- RECORDS SHOWN:
- - -
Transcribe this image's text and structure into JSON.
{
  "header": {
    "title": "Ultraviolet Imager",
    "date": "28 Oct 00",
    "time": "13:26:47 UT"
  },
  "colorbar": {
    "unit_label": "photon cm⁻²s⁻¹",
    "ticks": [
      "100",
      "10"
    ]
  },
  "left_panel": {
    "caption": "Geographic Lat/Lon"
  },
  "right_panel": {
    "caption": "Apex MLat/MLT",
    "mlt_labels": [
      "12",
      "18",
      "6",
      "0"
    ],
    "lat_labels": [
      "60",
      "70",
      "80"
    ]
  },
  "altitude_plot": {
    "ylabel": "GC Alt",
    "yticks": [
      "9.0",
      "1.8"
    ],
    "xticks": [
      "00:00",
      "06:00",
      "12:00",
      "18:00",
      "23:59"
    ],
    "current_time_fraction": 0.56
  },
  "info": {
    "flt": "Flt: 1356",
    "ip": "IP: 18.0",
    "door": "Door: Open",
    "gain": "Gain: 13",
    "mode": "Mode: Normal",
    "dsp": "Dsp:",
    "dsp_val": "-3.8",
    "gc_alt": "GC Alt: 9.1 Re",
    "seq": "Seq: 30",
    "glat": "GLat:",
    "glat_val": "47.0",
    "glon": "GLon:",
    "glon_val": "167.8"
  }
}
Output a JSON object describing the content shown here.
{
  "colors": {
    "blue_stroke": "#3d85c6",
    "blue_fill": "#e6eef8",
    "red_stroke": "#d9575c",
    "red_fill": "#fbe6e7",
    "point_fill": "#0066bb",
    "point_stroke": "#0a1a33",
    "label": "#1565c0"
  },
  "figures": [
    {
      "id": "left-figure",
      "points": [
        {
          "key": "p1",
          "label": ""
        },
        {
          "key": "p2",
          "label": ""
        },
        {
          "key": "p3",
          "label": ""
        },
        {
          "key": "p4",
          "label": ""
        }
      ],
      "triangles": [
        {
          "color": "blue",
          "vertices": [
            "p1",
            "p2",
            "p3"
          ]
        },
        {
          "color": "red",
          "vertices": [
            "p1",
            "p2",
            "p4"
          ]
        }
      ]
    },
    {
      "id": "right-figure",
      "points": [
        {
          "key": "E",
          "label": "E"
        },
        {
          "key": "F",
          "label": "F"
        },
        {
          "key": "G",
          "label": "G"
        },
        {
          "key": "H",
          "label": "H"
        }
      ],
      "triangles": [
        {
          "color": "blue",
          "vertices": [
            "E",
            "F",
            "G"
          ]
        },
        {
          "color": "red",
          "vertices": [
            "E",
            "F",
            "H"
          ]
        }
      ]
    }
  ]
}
- - -
- YOUR TASK: Write the entries again, exactly as they stand.

- EXERCISE OUTPUT:
Transcribe this image's text and structure into JSON.
{
  "header": {
    "title": "Ultraviolet Imager",
    "date": "28 Oct 00",
    "time": "13:26:47 UT"
  },
  "colorbar": {
    "unit_label": "photon cm⁻²s⁻¹",
    "ticks": [
      "100",
      "10"
    ]
  },
  "left_panel": {
    "caption": "Geographic Lat/Lon"
  },
  "right_panel": {
    "caption": "Apex MLat/MLT",
    "mlt_labels": [
      "12",
      "18",
      "6",
      "0"
    ],
    "lat_labels": [
      "60",
      "70",
      "80"
    ]
  },
  "altitude_plot": {
    "ylabel": "GC Alt",
    "yticks": [
      "9.0",
      "1.8"
    ],
    "xticks": [
      "00:00",
      "06:00",
      "12:00",
      "18:00",
      "23:59"
    ],
    "current_time_fraction": 0.56
  },
  "info": {
    "flt": "Flt: 1356",
    "ip": "IP: 18.0",
    "door": "Door: Open",
    "gain": "Gain: 13",
    "mode": "Mode: Normal",
    "dsp": "Dsp:",
    "dsp_val": "-3.8",
    "gc_alt": "GC Alt: 9.1 Re",
    "seq": "Seq: 30",
    "glat": "GLat:",
    "glat_val": "47.0",
    "glon": "GLon:",
    "glon_val": "167.8"
  }
}
Output a JSON object describing the content shown here.
{
  "colors": {
    "blue_stroke": "#3d85c6",
    "blue_fill": "#e6eef8",
    "red_stroke": "#d9575c",
    "red_fill": "#fbe6e7",
    "point_fill": "#0066bb",
    "point_stroke": "#0a1a33",
    "label": "#1565c0"
  },
  "figures": [
    {
      "id": "left-figure",
      "points": [
        {
          "key": "p1",
          "label": ""
        },
        {
          "key": "p2",
          "label": ""
        },
        {
          "key": "p3",
          "label": ""
        },
        {
          "key": "p4",
          "label": ""
        }
      ],
      "triangles": [
        {
          "color": "blue",
          "vertices": [
            "p1",
            "p2",
            "p3"
          ]
        },
        {
          "color": "red",
          "vertices": [
            "p1",
            "p2",
            "p4"
          ]
        }
      ]
    },
    {
      "id": "right-figure",
      "points": [
        {
          "key": "E",
          "label": "E"
        },
        {
          "key": "F",
          "label": "F"
        },
        {
          "key": "G",
          "label": "G"
        },
        {
          "key": "H",
          "label": "H"
        }
      ],
      "triangles": [
        {
          "color": "blue",
          "vertices": [
            "E",
            "F",
            "G"
          ]
        },
        {
          "color": "red",
          "vertices": [
            "E",
            "F",
            "H"
          ]
        }
      ]
    }
  ]
}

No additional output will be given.